*What this task involves:* Reproduce the listing below in full and without alteration, apart from its pictures.

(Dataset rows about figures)
··········
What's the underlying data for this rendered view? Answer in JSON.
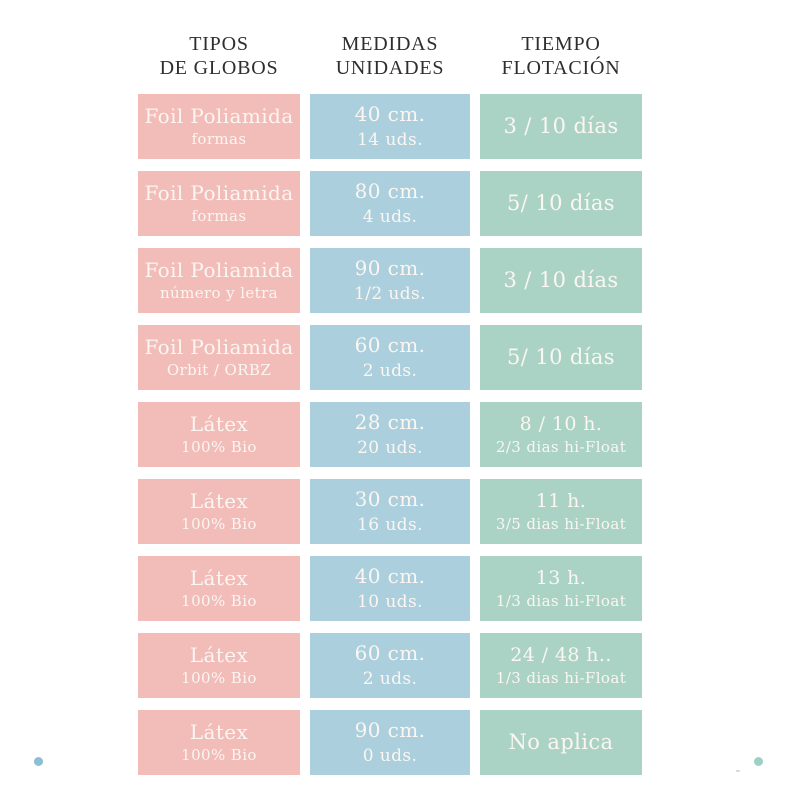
{
  "colors": {
    "pink": "#f2bcb9",
    "blue": "#abcfdd",
    "green": "#aad3c6",
    "header_text": "#2e2e2e",
    "cell_text": "#fbf6f2",
    "dot_left": "#8abfd6",
    "dot_right": "#9ed0c6"
  },
  "chart_data": {
    "type": "table",
    "columns": [
      {
        "title_lines": [
          "TIPOS",
          "DE GLOBOS"
        ],
        "color": "#f2bcb9"
      },
      {
        "title_lines": [
          "MEDIDAS",
          "UNIDADES"
        ],
        "color": "#abcfdd"
      },
      {
        "title_lines": [
          "TIEMPO",
          "FLOTACIÓN"
        ],
        "color": "#aad3c6"
      }
    ],
    "rows": [
      {
        "cells": [
          [
            "Foil Poliamida",
            "formas"
          ],
          [
            "40 cm.",
            "14 uds."
          ],
          [
            "3 / 10 días"
          ]
        ]
      },
      {
        "cells": [
          [
            "Foil Poliamida",
            "formas"
          ],
          [
            "80 cm.",
            "4 uds."
          ],
          [
            "5/ 10 días"
          ]
        ]
      },
      {
        "cells": [
          [
            "Foil Poliamida",
            "número y letra"
          ],
          [
            "90 cm.",
            "1/2 uds."
          ],
          [
            "3 / 10 días"
          ]
        ]
      },
      {
        "cells": [
          [
            "Foil Poliamida",
            "Orbit / ORBZ"
          ],
          [
            "60 cm.",
            "2 uds."
          ],
          [
            "5/ 10 días"
          ]
        ]
      },
      {
        "cells": [
          [
            "Látex",
            "100% Bio"
          ],
          [
            "28 cm.",
            "20 uds."
          ],
          [
            "8 / 10 h.",
            "2/3 dias hi-Float"
          ]
        ]
      },
      {
        "cells": [
          [
            "Látex",
            "100% Bio"
          ],
          [
            "30 cm.",
            "16 uds."
          ],
          [
            "11 h.",
            "3/5 dias hi-Float"
          ]
        ]
      },
      {
        "cells": [
          [
            "Látex",
            "100% Bio"
          ],
          [
            "40 cm.",
            "10 uds."
          ],
          [
            "13 h.",
            "1/3 dias hi-Float"
          ]
        ]
      },
      {
        "cells": [
          [
            "Látex",
            "100% Bio"
          ],
          [
            "60 cm.",
            "2 uds."
          ],
          [
            "24 / 48 h..",
            "1/3 dias hi-Float"
          ]
        ]
      },
      {
        "cells": [
          [
            "Látex",
            "100% Bio"
          ],
          [
            "90 cm.",
            "0 uds."
          ],
          [
            "No aplica"
          ]
        ]
      }
    ]
  }
}
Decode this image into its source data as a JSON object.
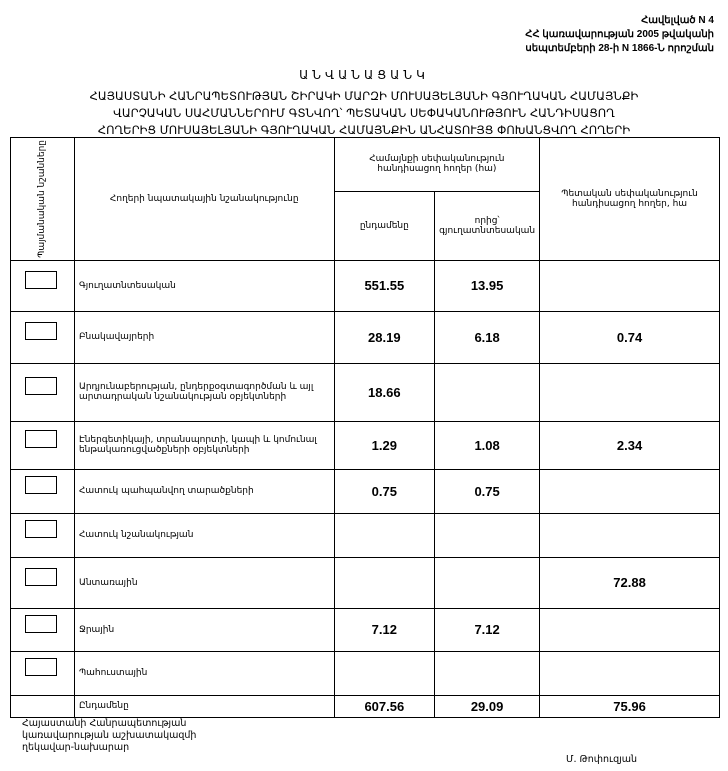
{
  "annex": [
    "Հավելված N 4",
    "ՀՀ կառավարության 2005 թվականի",
    "սեպտեմբերի 28-ի N 1866-Ն որոշման"
  ],
  "title": "ԱՆՎԱՆԱՑԱՆԿ",
  "subtitle": [
    "ՀԱՅԱՍՏԱՆԻ ՀԱՆՐԱՊԵՏՈՒԹՅԱՆ ՇԻՐԱԿԻ ՄԱՐԶԻ ՄՈՒՍԱՅԵԼՅԱՆԻ ԳՅՈՒՂԱԿԱՆ ՀԱՄԱՅՆՔԻ",
    "ՎԱՐՉԱԿԱՆ ՍԱՀՄԱՆՆԵՐՈՒՄ ԳՏՆՎՈՂ՝ ՊԵՏԱԿԱՆ ՍԵՓԱԿԱՆՈՒԹՅՈՒՆ ՀԱՆԴԻՍԱՑՈՂ",
    "ՀՈՂԵՐԻՑ ՄՈՒՍԱՅԵԼՅԱՆԻ ԳՅՈՒՂԱԿԱՆ ՀԱՄԱՅՆՔԻՆ ԱՆՀԱՏՈՒՅՑ ՓՈԽԱՆՑՎՈՂ ՀՈՂԵՐԻ"
  ],
  "header": {
    "symbols": "Պայմանական նշանները",
    "purpose": "Հողերի նպատակային նշանակությունը",
    "community": "Համայնքի սեփականություն հանդիսացող հողեր (հա)",
    "total": "ընդամենը",
    "of_which": "որից՝ գյուղատնտեսական",
    "state": "Պետական սեփականություն հանդիսացող հողեր, հա"
  },
  "rows": [
    {
      "label": "Գյուղատնտեսական",
      "total": "551.55",
      "agri": "13.95",
      "state": ""
    },
    {
      "label": "Բնակավայրերի",
      "total": "28.19",
      "agri": "6.18",
      "state": "0.74"
    },
    {
      "label": "Արդյունաբերության, ընդերքօգտագործման և այլ արտադրական նշանակության օբյեկտների",
      "total": "18.66",
      "agri": "",
      "state": ""
    },
    {
      "label": "Էներգետիկայի, տրանսպորտի, կապի և կոմունալ ենթակառուցվածքների օբյեկտների",
      "total": "1.29",
      "agri": "1.08",
      "state": "2.34"
    },
    {
      "label": "Հատուկ պահպանվող տարածքների",
      "total": "0.75",
      "agri": "0.75",
      "state": ""
    },
    {
      "label": "Հատուկ նշանակության",
      "total": "",
      "agri": "",
      "state": ""
    },
    {
      "label": "Անտառային",
      "total": "",
      "agri": "",
      "state": "72.88"
    },
    {
      "label": "Ջրային",
      "total": "7.12",
      "agri": "7.12",
      "state": ""
    },
    {
      "label": "Պահուստային",
      "total": "",
      "agri": "",
      "state": ""
    }
  ],
  "totals": {
    "label": "Ընդամենը",
    "total": "607.56",
    "agri": "29.09",
    "state": "75.96"
  },
  "footer": {
    "lines": [
      "Հայաստանի Հանրապետության",
      "կառավարության աշխատակազմի",
      "ղեկավար-նախարար"
    ],
    "signer": "Մ. Թոփուզյան"
  }
}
··········
*Correct output:*
What's the underlying data for this rendered view? Answer in JSON.
{
  "colors": {
    "pink": "#f2bcb9",
    "blue": "#abcfdd",
    "green": "#aad3c6",
    "header_text": "#2e2e2e",
    "cell_text": "#fbf6f2",
    "dot_left": "#8abfd6",
    "dot_right": "#9ed0c6"
  },
  "chart_data": {
    "type": "table",
    "columns": [
      {
        "title_lines": [
          "TIPOS",
          "DE GLOBOS"
        ],
        "color": "#f2bcb9"
      },
      {
        "title_lines": [
          "MEDIDAS",
          "UNIDADES"
        ],
        "color": "#abcfdd"
      },
      {
        "title_lines": [
          "TIEMPO",
          "FLOTACIÓN"
        ],
        "color": "#aad3c6"
      }
    ],
    "rows": [
      {
        "cells": [
          [
            "Foil Poliamida",
            "formas"
          ],
          [
            "40 cm.",
            "14 uds."
          ],
          [
            "3 / 10 días"
          ]
        ]
      },
      {
        "cells": [
          [
            "Foil Poliamida",
            "formas"
          ],
          [
            "80 cm.",
            "4 uds."
          ],
          [
            "5/ 10 días"
          ]
        ]
      },
      {
        "cells": [
          [
            "Foil Poliamida",
            "número y letra"
          ],
          [
            "90 cm.",
            "1/2 uds."
          ],
          [
            "3 / 10 días"
          ]
        ]
      },
      {
        "cells": [
          [
            "Foil Poliamida",
            "Orbit / ORBZ"
          ],
          [
            "60 cm.",
            "2 uds."
          ],
          [
            "5/ 10 días"
          ]
        ]
      },
      {
        "cells": [
          [
            "Látex",
            "100% Bio"
          ],
          [
            "28 cm.",
            "20 uds."
          ],
          [
            "8 / 10 h.",
            "2/3 dias hi-Float"
          ]
        ]
      },
      {
        "cells": [
          [
            "Látex",
            "100% Bio"
          ],
          [
            "30 cm.",
            "16 uds."
          ],
          [
            "11 h.",
            "3/5 dias hi-Float"
          ]
        ]
      },
      {
        "cells": [
          [
            "Látex",
            "100% Bio"
          ],
          [
            "40 cm.",
            "10 uds."
          ],
          [
            "13 h.",
            "1/3 dias hi-Float"
          ]
        ]
      },
      {
        "cells": [
          [
            "Látex",
            "100% Bio"
          ],
          [
            "60 cm.",
            "2 uds."
          ],
          [
            "24 / 48 h..",
            "1/3 dias hi-Float"
          ]
        ]
      },
      {
        "cells": [
          [
            "Látex",
            "100% Bio"
          ],
          [
            "90 cm.",
            "0 uds."
          ],
          [
            "No aplica"
          ]
        ]
      }
    ]
  }
}
Decode this image into its source data as a JSON object.
{
  "annex": [
    "Հավելված N 4",
    "ՀՀ կառավարության 2005 թվականի",
    "սեպտեմբերի 28-ի N 1866-Ն որոշման"
  ],
  "title": "ԱՆՎԱՆԱՑԱՆԿ",
  "subtitle": [
    "ՀԱՅԱՍՏԱՆԻ ՀԱՆՐԱՊԵՏՈՒԹՅԱՆ ՇԻՐԱԿԻ ՄԱՐԶԻ ՄՈՒՍԱՅԵԼՅԱՆԻ ԳՅՈՒՂԱԿԱՆ ՀԱՄԱՅՆՔԻ",
    "ՎԱՐՉԱԿԱՆ ՍԱՀՄԱՆՆԵՐՈՒՄ ԳՏՆՎՈՂ՝ ՊԵՏԱԿԱՆ ՍԵՓԱԿԱՆՈՒԹՅՈՒՆ ՀԱՆԴԻՍԱՑՈՂ",
    "ՀՈՂԵՐԻՑ ՄՈՒՍԱՅԵԼՅԱՆԻ ԳՅՈՒՂԱԿԱՆ ՀԱՄԱՅՆՔԻՆ ԱՆՀԱՏՈՒՅՑ ՓՈԽԱՆՑՎՈՂ ՀՈՂԵՐԻ"
  ],
  "header": {
    "symbols": "Պայմանական նշանները",
    "purpose": "Հողերի նպատակային նշանակությունը",
    "community": "Համայնքի սեփականություն հանդիսացող հողեր (հա)",
    "total": "ընդամենը",
    "of_which": "որից՝ գյուղատնտեսական",
    "state": "Պետական սեփականություն հանդիսացող հողեր, հա"
  },
  "rows": [
    {
      "label": "Գյուղատնտեսական",
      "total": "551.55",
      "agri": "13.95",
      "state": ""
    },
    {
      "label": "Բնակավայրերի",
      "total": "28.19",
      "agri": "6.18",
      "state": "0.74"
    },
    {
      "label": "Արդյունաբերության, ընդերքօգտագործման և այլ արտադրական նշանակության օբյեկտների",
      "total": "18.66",
      "agri": "",
      "state": ""
    },
    {
      "label": "Էներգետիկայի, տրանսպորտի, կապի և կոմունալ ենթակառուցվածքների օբյեկտների",
      "total": "1.29",
      "agri": "1.08",
      "state": "2.34"
    },
    {
      "label": "Հատուկ պահպանվող տարածքների",
      "total": "0.75",
      "agri": "0.75",
      "state": ""
    },
    {
      "label": "Հատուկ նշանակության",
      "total": "",
      "agri": "",
      "state": ""
    },
    {
      "label": "Անտառային",
      "total": "",
      "agri": "",
      "state": "72.88"
    },
    {
      "label": "Ջրային",
      "total": "7.12",
      "agri": "7.12",
      "state": ""
    },
    {
      "label": "Պահուստային",
      "total": "",
      "agri": "",
      "state": ""
    }
  ],
  "totals": {
    "label": "Ընդամենը",
    "total": "607.56",
    "agri": "29.09",
    "state": "75.96"
  },
  "footer": {
    "lines": [
      "Հայաստանի Հանրապետության",
      "կառավարության աշխատակազմի",
      "ղեկավար-նախարար"
    ],
    "signer": "Մ. Թոփուզյան"
  }
}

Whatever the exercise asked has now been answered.